» Task requirements: Nothing should be left out: output all of the entries exactly.

## begin Records shown

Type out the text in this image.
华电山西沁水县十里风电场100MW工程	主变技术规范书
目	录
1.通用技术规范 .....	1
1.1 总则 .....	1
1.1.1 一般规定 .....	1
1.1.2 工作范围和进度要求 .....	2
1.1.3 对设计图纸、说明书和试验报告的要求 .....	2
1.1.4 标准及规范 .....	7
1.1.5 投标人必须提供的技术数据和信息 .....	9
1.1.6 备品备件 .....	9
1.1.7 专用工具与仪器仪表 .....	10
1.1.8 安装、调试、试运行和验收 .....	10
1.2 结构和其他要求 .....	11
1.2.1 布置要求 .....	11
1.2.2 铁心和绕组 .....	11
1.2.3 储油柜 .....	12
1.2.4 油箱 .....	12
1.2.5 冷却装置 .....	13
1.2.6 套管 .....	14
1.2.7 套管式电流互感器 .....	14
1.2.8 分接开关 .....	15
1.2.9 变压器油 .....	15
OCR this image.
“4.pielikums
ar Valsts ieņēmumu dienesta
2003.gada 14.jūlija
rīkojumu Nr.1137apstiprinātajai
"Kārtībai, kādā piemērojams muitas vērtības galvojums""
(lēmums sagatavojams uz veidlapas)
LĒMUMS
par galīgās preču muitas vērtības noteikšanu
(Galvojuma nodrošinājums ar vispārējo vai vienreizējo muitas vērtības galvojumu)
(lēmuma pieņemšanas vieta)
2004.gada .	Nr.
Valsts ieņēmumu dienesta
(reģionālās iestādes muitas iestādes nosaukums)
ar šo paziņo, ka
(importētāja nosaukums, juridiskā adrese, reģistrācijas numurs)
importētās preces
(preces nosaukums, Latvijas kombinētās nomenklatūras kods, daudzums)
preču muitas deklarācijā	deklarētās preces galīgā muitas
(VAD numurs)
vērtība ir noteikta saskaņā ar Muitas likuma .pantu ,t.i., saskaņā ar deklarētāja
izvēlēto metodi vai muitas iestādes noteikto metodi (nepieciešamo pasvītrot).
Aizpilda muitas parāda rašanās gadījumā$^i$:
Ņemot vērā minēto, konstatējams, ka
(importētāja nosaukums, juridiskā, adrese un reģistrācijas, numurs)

## end Records shown

» Written response:
Type out the text in this image.
华电山西沁水县十里风电场100MW工程	主变技术规范书
目	录
1.通用技术规范 .....	1
1.1 总则 .....	1
1.1.1 一般规定 .....	1
1.1.2 工作范围和进度要求 .....	2
1.1.3 对设计图纸、说明书和试验报告的要求 .....	2
1.1.4 标准及规范 .....	7
1.1.5 投标人必须提供的技术数据和信息 .....	9
1.1.6 备品备件 .....	9
1.1.7 专用工具与仪器仪表 .....	10
1.1.8 安装、调试、试运行和验收 .....	10
1.2 结构和其他要求 .....	11
1.2.1 布置要求 .....	11
1.2.2 铁心和绕组 .....	11
1.2.3 储油柜 .....	12
1.2.4 油箱 .....	12
1.2.5 冷却装置 .....	13
1.2.6 套管 .....	14
1.2.7 套管式电流互感器 .....	14
1.2.8 分接开关 .....	15
1.2.9 变压器油 .....	15
OCR this image.
“4.pielikums
ar Valsts ieņēmumu dienesta
2003.gada 14.jūlija
rīkojumu Nr.1137apstiprinātajai
"Kārtībai, kādā piemērojams muitas vērtības galvojums""
(lēmums sagatavojams uz veidlapas)
LĒMUMS
par galīgās preču muitas vērtības noteikšanu
(Galvojuma nodrošinājums ar vispārējo vai vienreizējo muitas vērtības galvojumu)
(lēmuma pieņemšanas vieta)
2004.gada .	Nr.
Valsts ieņēmumu dienesta
(reģionālās iestādes muitas iestādes nosaukums)
ar šo paziņo, ka
(importētāja nosaukums, juridiskā adrese, reģistrācijas numurs)
importētās preces
(preces nosaukums, Latvijas kombinētās nomenklatūras kods, daudzums)
preču muitas deklarācijā	deklarētās preces galīgā muitas
(VAD numurs)
vērtība ir noteikta saskaņā ar Muitas likuma .pantu ,t.i., saskaņā ar deklarētāja
izvēlēto metodi vai muitas iestādes noteikto metodi (nepieciešamo pasvītrot).
Aizpilda muitas parāda rašanās gadījumā$^i$:
Ņemot vērā minēto, konstatējams, ka
(importētāja nosaukums, juridiskā, adrese un reģistrācijas, numurs)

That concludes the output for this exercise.